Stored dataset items

------------------------------

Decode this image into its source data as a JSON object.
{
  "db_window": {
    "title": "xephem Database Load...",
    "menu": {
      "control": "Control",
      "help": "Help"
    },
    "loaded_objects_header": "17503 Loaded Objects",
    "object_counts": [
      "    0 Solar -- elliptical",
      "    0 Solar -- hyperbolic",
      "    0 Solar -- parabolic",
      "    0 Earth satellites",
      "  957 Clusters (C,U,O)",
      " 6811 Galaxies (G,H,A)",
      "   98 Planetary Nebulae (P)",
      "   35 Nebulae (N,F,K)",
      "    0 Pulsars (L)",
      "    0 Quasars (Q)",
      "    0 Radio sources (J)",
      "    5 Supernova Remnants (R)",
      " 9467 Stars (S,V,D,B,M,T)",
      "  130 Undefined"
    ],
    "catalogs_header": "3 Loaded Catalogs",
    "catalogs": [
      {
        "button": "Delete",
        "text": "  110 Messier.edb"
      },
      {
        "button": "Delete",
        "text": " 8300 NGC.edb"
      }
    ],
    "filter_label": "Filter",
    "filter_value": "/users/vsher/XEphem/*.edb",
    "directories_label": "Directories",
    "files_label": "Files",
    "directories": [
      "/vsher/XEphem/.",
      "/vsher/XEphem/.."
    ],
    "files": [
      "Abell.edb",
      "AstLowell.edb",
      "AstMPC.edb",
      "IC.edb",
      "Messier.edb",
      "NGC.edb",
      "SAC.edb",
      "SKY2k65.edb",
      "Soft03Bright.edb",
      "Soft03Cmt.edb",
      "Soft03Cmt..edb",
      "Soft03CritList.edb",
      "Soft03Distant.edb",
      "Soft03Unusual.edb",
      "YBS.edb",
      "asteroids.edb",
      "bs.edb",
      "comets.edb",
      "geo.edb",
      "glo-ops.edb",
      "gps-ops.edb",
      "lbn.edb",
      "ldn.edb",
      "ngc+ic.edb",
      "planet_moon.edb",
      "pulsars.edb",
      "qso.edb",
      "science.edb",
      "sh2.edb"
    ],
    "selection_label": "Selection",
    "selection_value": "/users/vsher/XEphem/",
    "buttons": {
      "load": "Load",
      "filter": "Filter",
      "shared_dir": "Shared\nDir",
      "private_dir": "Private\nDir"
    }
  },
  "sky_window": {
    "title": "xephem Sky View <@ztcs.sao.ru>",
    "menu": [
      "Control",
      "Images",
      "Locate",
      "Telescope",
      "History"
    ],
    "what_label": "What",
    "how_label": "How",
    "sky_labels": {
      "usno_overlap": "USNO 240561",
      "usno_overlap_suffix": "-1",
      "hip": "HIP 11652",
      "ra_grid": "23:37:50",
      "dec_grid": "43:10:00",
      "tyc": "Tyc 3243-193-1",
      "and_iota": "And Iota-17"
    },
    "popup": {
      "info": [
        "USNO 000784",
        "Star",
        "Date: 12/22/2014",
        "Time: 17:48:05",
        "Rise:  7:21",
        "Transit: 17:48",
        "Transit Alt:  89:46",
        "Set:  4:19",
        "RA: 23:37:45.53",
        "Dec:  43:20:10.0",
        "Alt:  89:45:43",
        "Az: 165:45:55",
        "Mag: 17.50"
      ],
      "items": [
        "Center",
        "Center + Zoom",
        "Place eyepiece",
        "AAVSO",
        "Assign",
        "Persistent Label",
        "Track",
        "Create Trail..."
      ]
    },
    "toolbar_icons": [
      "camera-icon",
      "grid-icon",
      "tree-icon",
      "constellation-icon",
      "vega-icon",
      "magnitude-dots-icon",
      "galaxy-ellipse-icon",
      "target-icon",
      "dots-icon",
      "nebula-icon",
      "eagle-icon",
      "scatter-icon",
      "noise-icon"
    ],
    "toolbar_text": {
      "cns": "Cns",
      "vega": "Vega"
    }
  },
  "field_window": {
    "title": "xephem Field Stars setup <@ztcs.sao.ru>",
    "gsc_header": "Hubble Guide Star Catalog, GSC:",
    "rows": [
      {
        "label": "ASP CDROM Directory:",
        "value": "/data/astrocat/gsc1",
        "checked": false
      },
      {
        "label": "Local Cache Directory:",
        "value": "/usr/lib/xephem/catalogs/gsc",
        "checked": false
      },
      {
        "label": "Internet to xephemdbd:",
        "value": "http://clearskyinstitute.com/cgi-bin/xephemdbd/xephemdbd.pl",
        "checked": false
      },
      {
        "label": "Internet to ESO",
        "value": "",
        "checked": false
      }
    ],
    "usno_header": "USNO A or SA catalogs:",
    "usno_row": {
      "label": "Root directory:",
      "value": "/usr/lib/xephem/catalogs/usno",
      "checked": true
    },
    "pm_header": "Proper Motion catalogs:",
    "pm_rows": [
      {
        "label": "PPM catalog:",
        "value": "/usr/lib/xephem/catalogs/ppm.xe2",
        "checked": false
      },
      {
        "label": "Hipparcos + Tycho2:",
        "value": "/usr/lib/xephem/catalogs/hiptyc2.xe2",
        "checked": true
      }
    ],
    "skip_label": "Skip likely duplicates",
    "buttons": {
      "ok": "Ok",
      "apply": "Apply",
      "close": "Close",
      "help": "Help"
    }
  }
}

------------------------------

Directions for this task
Output the listing above exactly as it appears.

Task response
Decode this image into its source data as a JSON object.
{
  "db_window": {
    "title": "xephem Database Load...",
    "menu": {
      "control": "Control",
      "help": "Help"
    },
    "loaded_objects_header": "17503 Loaded Objects",
    "object_counts": [
      "    0 Solar -- elliptical",
      "    0 Solar -- hyperbolic",
      "    0 Solar -- parabolic",
      "    0 Earth satellites",
      "  957 Clusters (C,U,O)",
      " 6811 Galaxies (G,H,A)",
      "   98 Planetary Nebulae (P)",
      "   35 Nebulae (N,F,K)",
      "    0 Pulsars (L)",
      "    0 Quasars (Q)",
      "    0 Radio sources (J)",
      "    5 Supernova Remnants (R)",
      " 9467 Stars (S,V,D,B,M,T)",
      "  130 Undefined"
    ],
    "catalogs_header": "3 Loaded Catalogs",
    "catalogs": [
      {
        "button": "Delete",
        "text": "  110 Messier.edb"
      },
      {
        "button": "Delete",
        "text": " 8300 NGC.edb"
      }
    ],
    "filter_label": "Filter",
    "filter_value": "/users/vsher/XEphem/*.edb",
    "directories_label": "Directories",
    "files_label": "Files",
    "directories": [
      "/vsher/XEphem/.",
      "/vsher/XEphem/.."
    ],
    "files": [
      "Abell.edb",
      "AstLowell.edb",
      "AstMPC.edb",
      "IC.edb",
      "Messier.edb",
      "NGC.edb",
      "SAC.edb",
      "SKY2k65.edb",
      "Soft03Bright.edb",
      "Soft03Cmt.edb",
      "Soft03Cmt..edb",
      "Soft03CritList.edb",
      "Soft03Distant.edb",
      "Soft03Unusual.edb",
      "YBS.edb",
      "asteroids.edb",
      "bs.edb",
      "comets.edb",
      "geo.edb",
      "glo-ops.edb",
      "gps-ops.edb",
      "lbn.edb",
      "ldn.edb",
      "ngc+ic.edb",
      "planet_moon.edb",
      "pulsars.edb",
      "qso.edb",
      "science.edb",
      "sh2.edb"
    ],
    "selection_label": "Selection",
    "selection_value": "/users/vsher/XEphem/",
    "buttons": {
      "load": "Load",
      "filter": "Filter",
      "shared_dir": "Shared\nDir",
      "private_dir": "Private\nDir"
    }
  },
  "sky_window": {
    "title": "xephem Sky View <@ztcs.sao.ru>",
    "menu": [
      "Control",
      "Images",
      "Locate",
      "Telescope",
      "History"
    ],
    "what_label": "What",
    "how_label": "How",
    "sky_labels": {
      "usno_overlap": "USNO 240561",
      "usno_overlap_suffix": "-1",
      "hip": "HIP 11652",
      "ra_grid": "23:37:50",
      "dec_grid": "43:10:00",
      "tyc": "Tyc 3243-193-1",
      "and_iota": "And Iota-17"
    },
    "popup": {
      "info": [
        "USNO 000784",
        "Star",
        "Date: 12/22/2014",
        "Time: 17:48:05",
        "Rise:  7:21",
        "Transit: 17:48",
        "Transit Alt:  89:46",
        "Set:  4:19",
        "RA: 23:37:45.53",
        "Dec:  43:20:10.0",
        "Alt:  89:45:43",
        "Az: 165:45:55",
        "Mag: 17.50"
      ],
      "items": [
        "Center",
        "Center + Zoom",
        "Place eyepiece",
        "AAVSO",
        "Assign",
        "Persistent Label",
        "Track",
        "Create Trail..."
      ]
    },
    "toolbar_icons": [
      "camera-icon",
      "grid-icon",
      "tree-icon",
      "constellation-icon",
      "vega-icon",
      "magnitude-dots-icon",
      "galaxy-ellipse-icon",
      "target-icon",
      "dots-icon",
      "nebula-icon",
      "eagle-icon",
      "scatter-icon",
      "noise-icon"
    ],
    "toolbar_text": {
      "cns": "Cns",
      "vega": "Vega"
    }
  },
  "field_window": {
    "title": "xephem Field Stars setup <@ztcs.sao.ru>",
    "gsc_header": "Hubble Guide Star Catalog, GSC:",
    "rows": [
      {
        "label": "ASP CDROM Directory:",
        "value": "/data/astrocat/gsc1",
        "checked": false
      },
      {
        "label": "Local Cache Directory:",
        "value": "/usr/lib/xephem/catalogs/gsc",
        "checked": false
      },
      {
        "label": "Internet to xephemdbd:",
        "value": "http://clearskyinstitute.com/cgi-bin/xephemdbd/xephemdbd.pl",
        "checked": false
      },
      {
        "label": "Internet to ESO",
        "value": "",
        "checked": false
      }
    ],
    "usno_header": "USNO A or SA catalogs:",
    "usno_row": {
      "label": "Root directory:",
      "value": "/usr/lib/xephem/catalogs/usno",
      "checked": true
    },
    "pm_header": "Proper Motion catalogs:",
    "pm_rows": [
      {
        "label": "PPM catalog:",
        "value": "/usr/lib/xephem/catalogs/ppm.xe2",
        "checked": false
      },
      {
        "label": "Hipparcos + Tycho2:",
        "value": "/usr/lib/xephem/catalogs/hiptyc2.xe2",
        "checked": true
      }
    ],
    "skip_label": "Skip likely duplicates",
    "buttons": {
      "ok": "Ok",
      "apply": "Apply",
      "close": "Close",
      "help": "Help"
    }
  }
}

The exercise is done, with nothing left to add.